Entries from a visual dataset
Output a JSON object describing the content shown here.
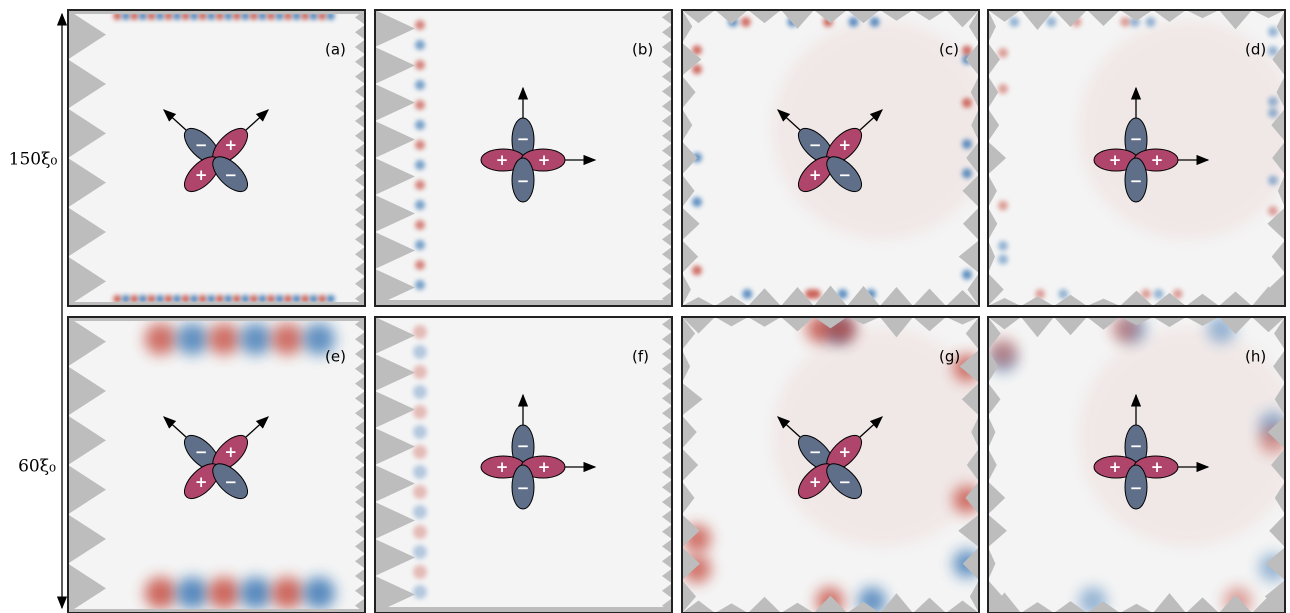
{
  "row_labels": [
    "150ξ₀",
    "60ξ₀"
  ],
  "panels": [
    {
      "label": "(a)",
      "signs": [
        "−",
        "+",
        "+",
        "−"
      ]
    },
    {
      "label": "(b)",
      "signs": [
        "−",
        "+",
        "+",
        "−"
      ]
    },
    {
      "label": "(c)",
      "signs": [
        "−",
        "+",
        "+",
        "−"
      ]
    },
    {
      "label": "(d)",
      "signs": [
        "−",
        "+",
        "+",
        "−"
      ]
    },
    {
      "label": "(e)",
      "signs": [
        "−",
        "+",
        "+",
        "−"
      ]
    },
    {
      "label": "(f)",
      "signs": [
        "−",
        "+",
        "+",
        "−"
      ]
    },
    {
      "label": "(g)",
      "signs": [
        "−",
        "+",
        "+",
        "−"
      ]
    },
    {
      "label": "(h)",
      "signs": [
        "−",
        "+",
        "+",
        "−"
      ]
    }
  ]
}
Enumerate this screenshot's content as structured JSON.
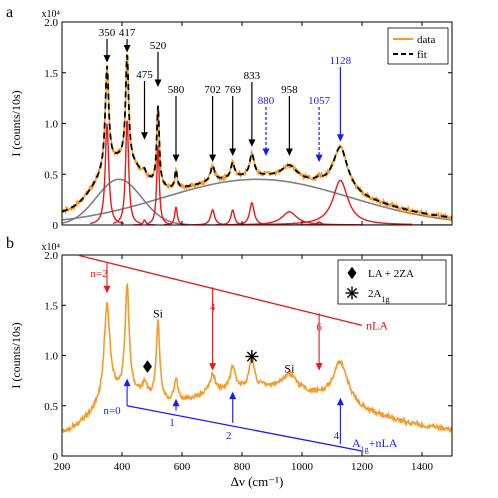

Exercise directions
From the entries above, collect every line with the string "content" in it.

Response below
Output a JSON object describing the content shown here.
Enumerate this screenshot's content as structured JSON.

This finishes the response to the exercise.